=== GOAL ===
How many lines in these records hold the string "TABLE"? State only that number.

=== MATERIAL PROVIDED ===
►

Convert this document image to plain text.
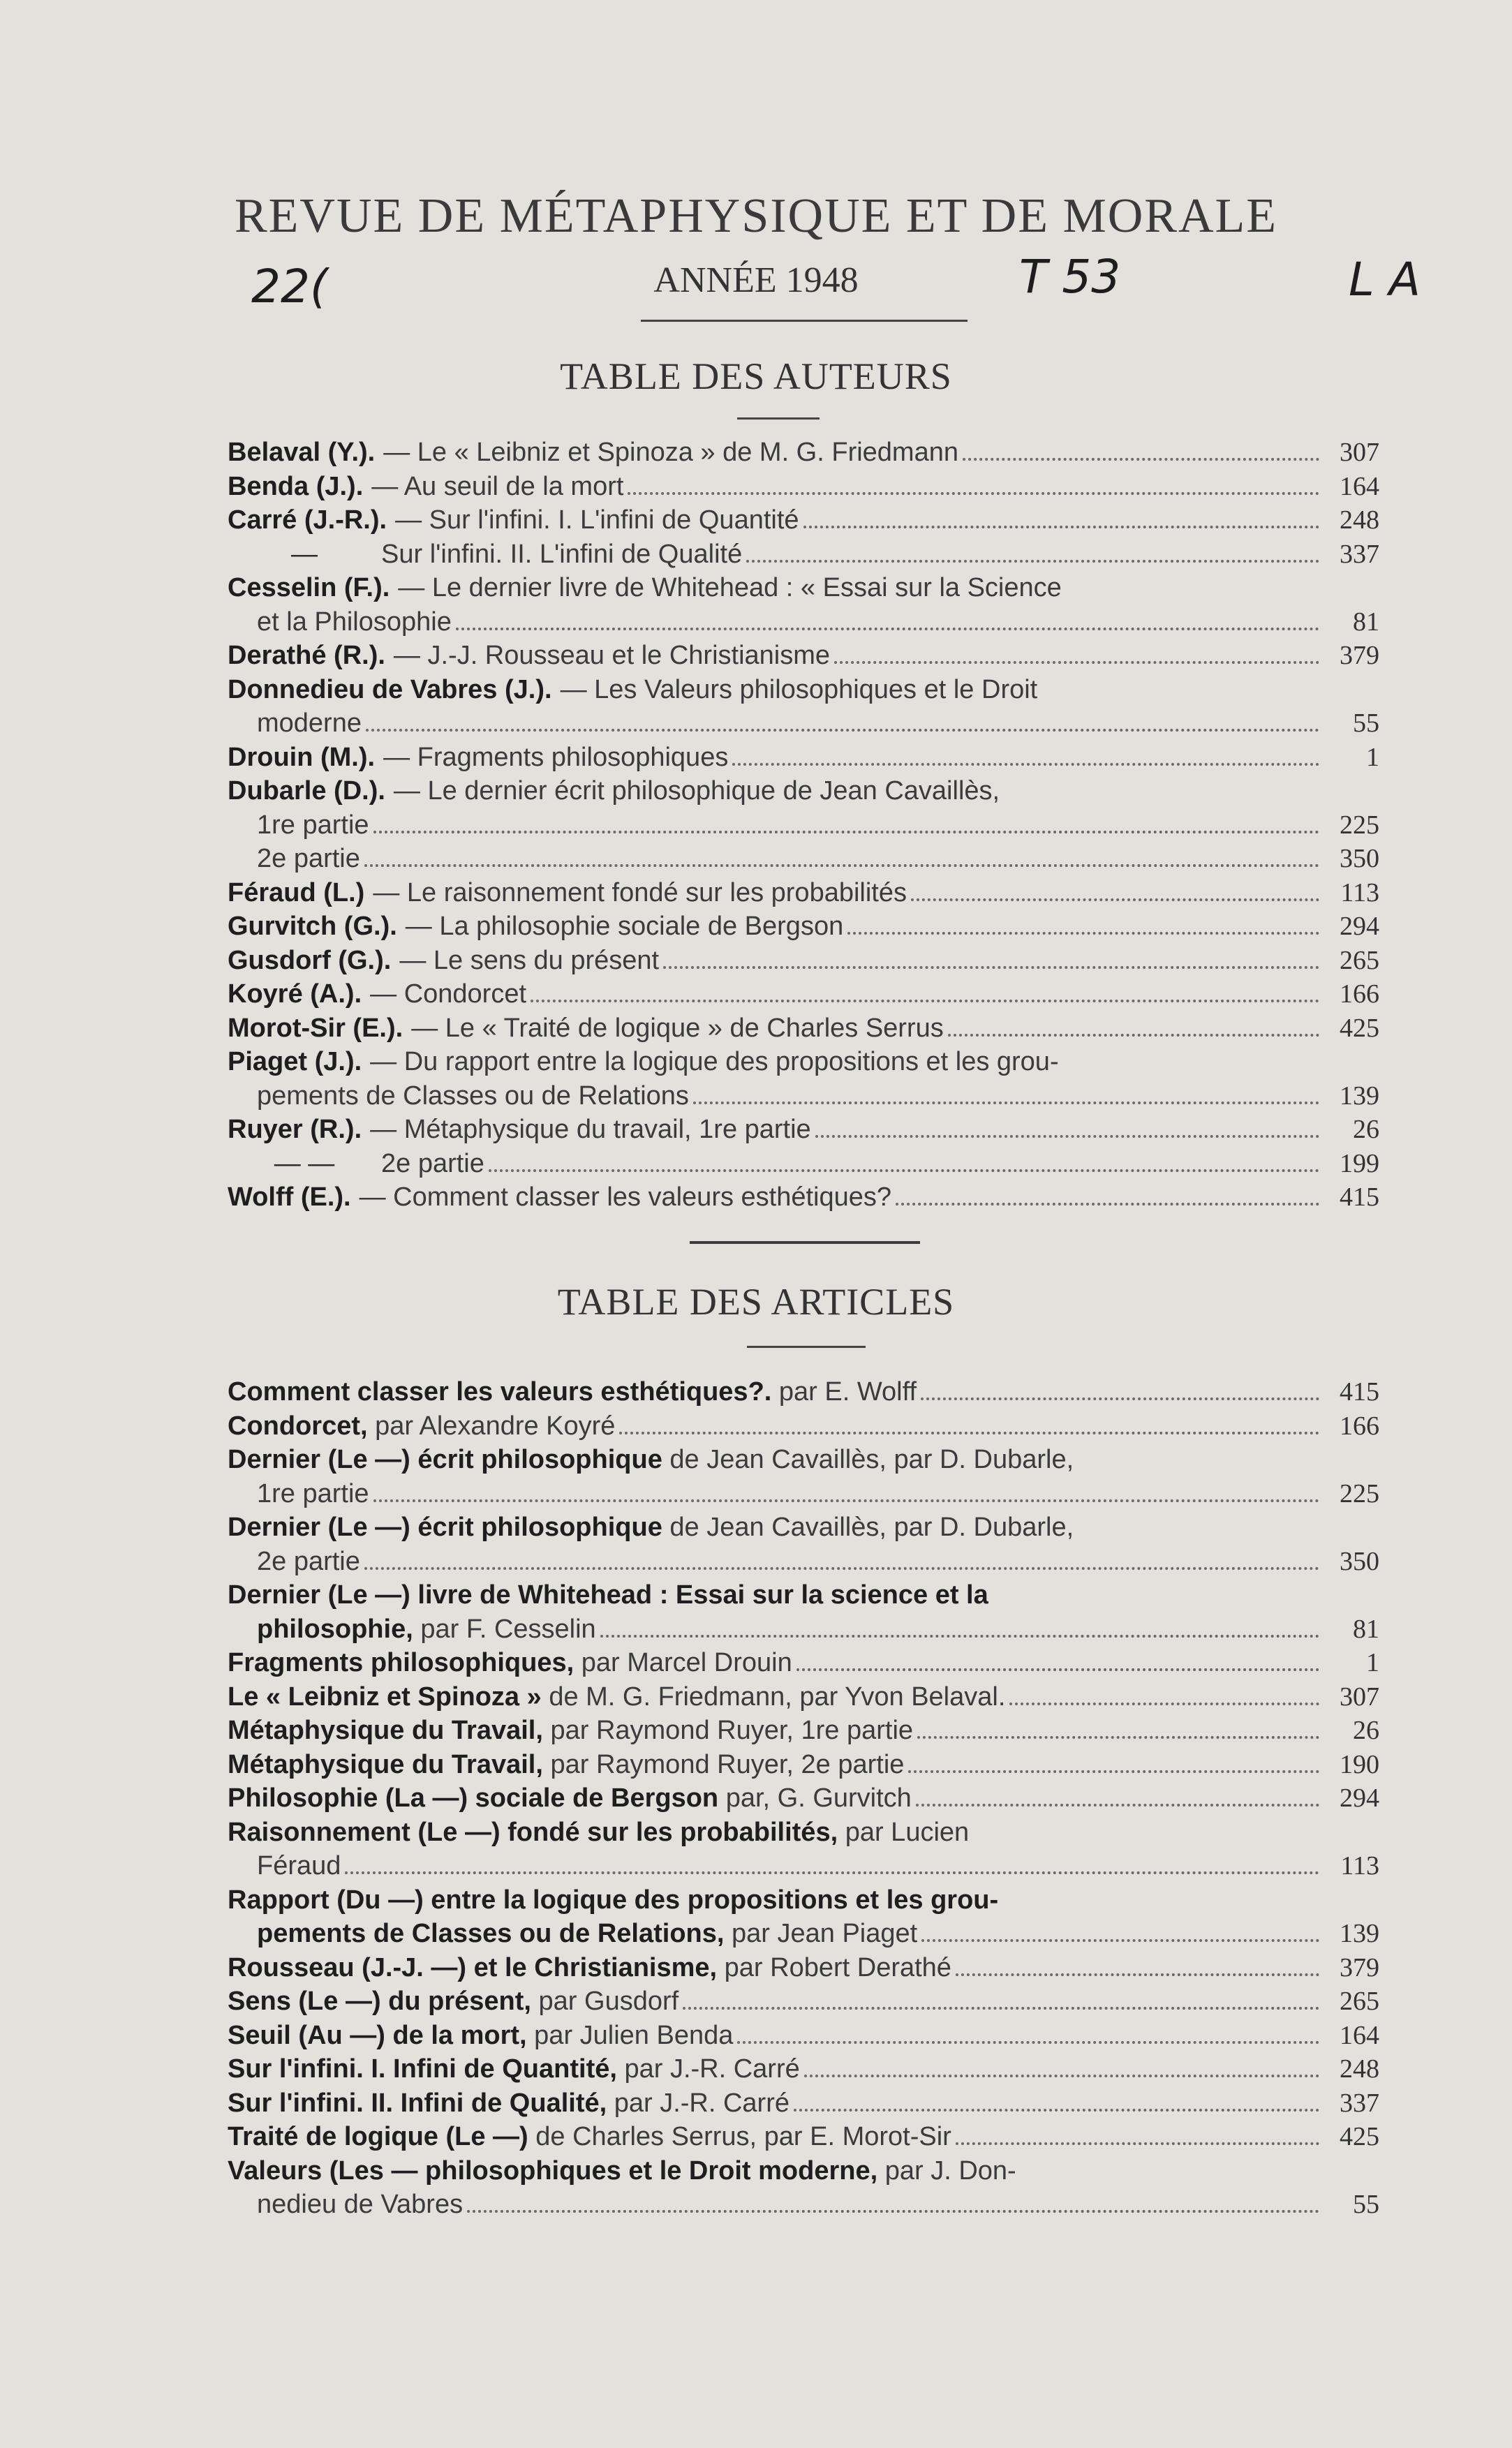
REVUE DE MÉTAPHYSIQUE ET DE MORALE
ANNÉE 1948
22(	T 53	L A
TABLE DES AUTEURS
Belaval (Y.). — Le « Leibniz et Spinoza » de M. G. Friedmann	307
Benda (J.). — Au seuil de la mort	164
Carré (J.-R.). — Sur l'infini. I. L'infini de Quantité	248
—	Sur l'infini. II. L'infini de Qualité	337
Cesselin (F.). — Le dernier livre de Whitehead : « Essai sur la Science
et la Philosophie	81
Derathé (R.). — J.-J. Rousseau et le Christianisme	379
Donnedieu de Vabres (J.). — Les Valeurs philosophiques et le Droit
moderne	55
Drouin (M.). — Fragments philosophiques	1
Dubarle (D.). — Le dernier écrit philosophique de Jean Cavaillès,
1re partie	225
2e partie	350
Féraud (L.) — Le raisonnement fondé sur les probabilités	113
Gurvitch (G.). — La philosophie sociale de Bergson	294
Gusdorf (G.). — Le sens du présent	265
Koyré (A.). — Condorcet	166
Morot-Sir (E.). — Le « Traité de logique » de Charles Serrus	425
Piaget (J.). — Du rapport entre la logique des propositions et les grou-
pements de Classes ou de Relations	139
Ruyer (R.). — Métaphysique du travail, 1re partie	26
— —	2e partie	199
Wolff (E.). — Comment classer les valeurs esthétiques?	415
TABLE DES ARTICLES
Comment classer les valeurs esthétiques?.
par E. Wolff	415
Condorcet,
par Alexandre Koyré	166
Dernier (Le —) écrit philosophique
de Jean Cavaillès, par D. Dubarle,
1re partie	225
Dernier (Le —) écrit philosophique
de Jean Cavaillès, par D. Dubarle,
2e partie	350
Dernier (Le —) livre de Whitehead : Essai sur la science et la
philosophie,
par F. Cesselin	81
Fragments philosophiques,
par Marcel Drouin	1
Le « Leibniz et Spinoza »
de M. G. Friedmann, par Yvon Belaval.	307
Métaphysique du Travail,
par Raymond Ruyer, 1re partie	26
Métaphysique du Travail,
par Raymond Ruyer, 2e partie	190
Philosophie (La —) sociale de Bergson
par, G. Gurvitch	294
Raisonnement (Le —) fondé sur les probabilités,
par Lucien
Féraud	113
Rapport (Du —) entre la logique des propositions et les grou-
pements de Classes ou de Relations,
par Jean Piaget	139
Rousseau (J.-J. —) et le Christianisme,
par Robert Derathé	379
Sens (Le —) du présent,
par Gusdorf	265
Seuil (Au —) de la mort,
par Julien Benda	164
Sur l'infini. I. Infini de Quantité,
par J.-R. Carré	248
Sur l'infini. II. Infini de Qualité,
par J.-R. Carré	337
Traité de logique (Le —)
de Charles Serrus, par E. Morot-Sir	425
Valeurs (Les — philosophiques et le Droit moderne,
par J. Don-
nedieu de Vabres	55
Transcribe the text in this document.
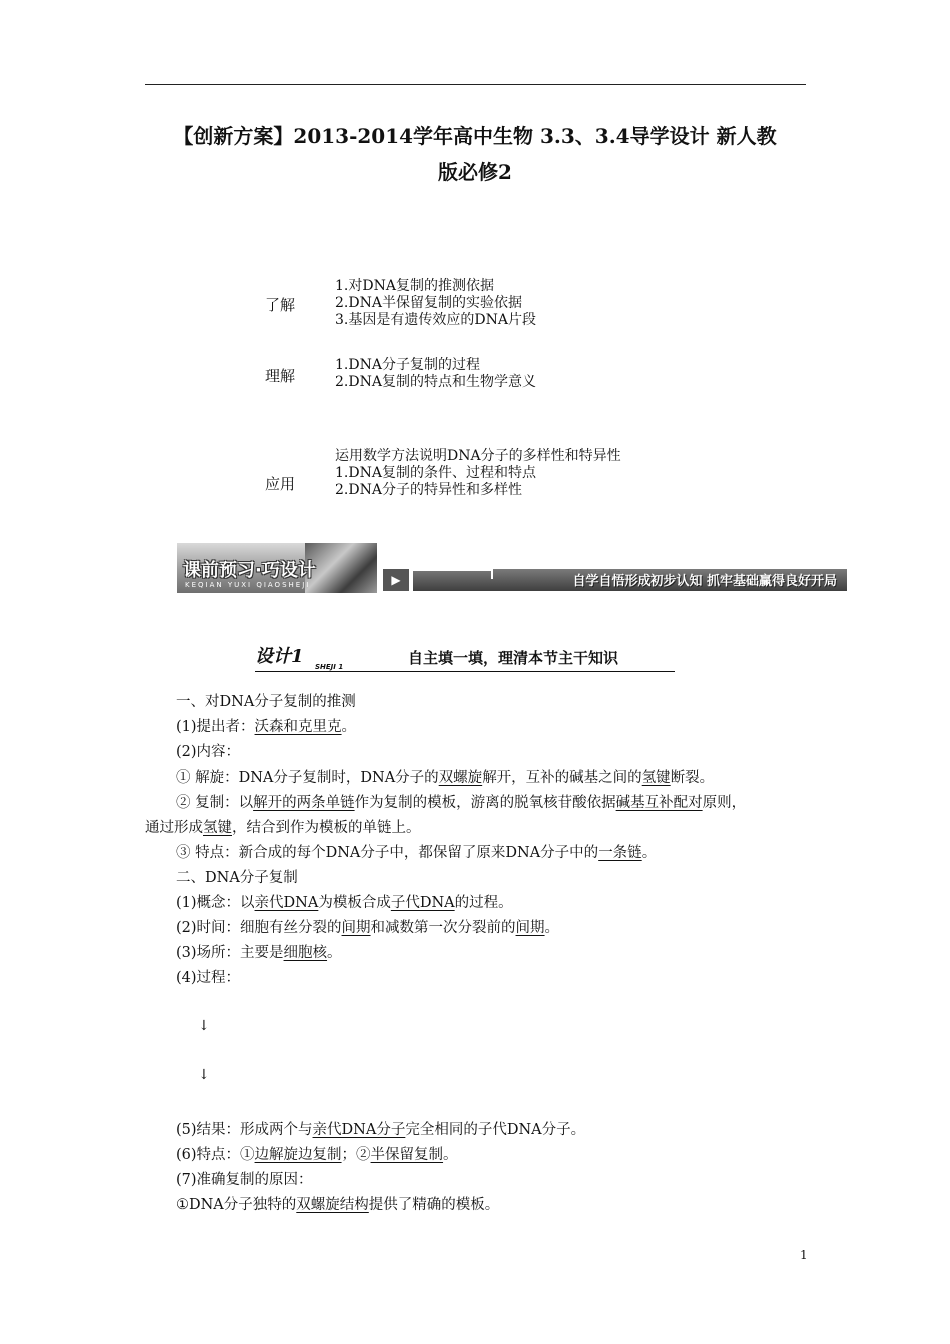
【创新方案】2013-2014学年高中生物 3.3、3.4导学设计 新人教
版必修2
了解
1.对DNA复制的推测依据
2.DNA半保留复制的实验依据
3.基因是有遗传效应的DNA片段
理解
1.DNA分子复制的过程
2.DNA复制的特点和生物学意义
应用
运用数学方法说明DNA分子的多样性和特异性
1.DNA复制的条件、过程和特点
2.DNA分子的特异性和多样性
课前预习·巧设计
KEQIAN YUXI QIAOSHEJI	▶	自学自悟形成初步认知 抓牢基础赢得良好开局
设计1 SHEJI 1	自主填一填，理清本节主干知识
一、对DNA分子复制的推测
(1)提出者：沃森和克里克。
(2)内容：
① 解旋：DNA分子复制时，DNA分子的双螺旋解开，互补的碱基之间的氢键断裂。
② 复制：以解开的两条单链作为复制的模板，游离的脱氧核苷酸依据碱基互补配对原则，
通过形成氢键，结合到作为模板的单链上。
③ 特点：新合成的每个DNA分子中，都保留了原来DNA分子中的一条链。
二、DNA分子复制
(1)概念：以亲代DNA为模板合成子代DNA的过程。
(2)时间：细胞有丝分裂的间期和减数第一次分裂前的间期。
(3)场所：主要是细胞核。
(4)过程：
↓
↓
(5)结果：形成两个与亲代DNA分子完全相同的子代DNA分子。
(6)特点：①边解旋边复制；②半保留复制。
(7)准确复制的原因：
①DNA分子独特的双螺旋结构提供了精确的模板。
1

◄

=== RIGHT ANSWER ===
2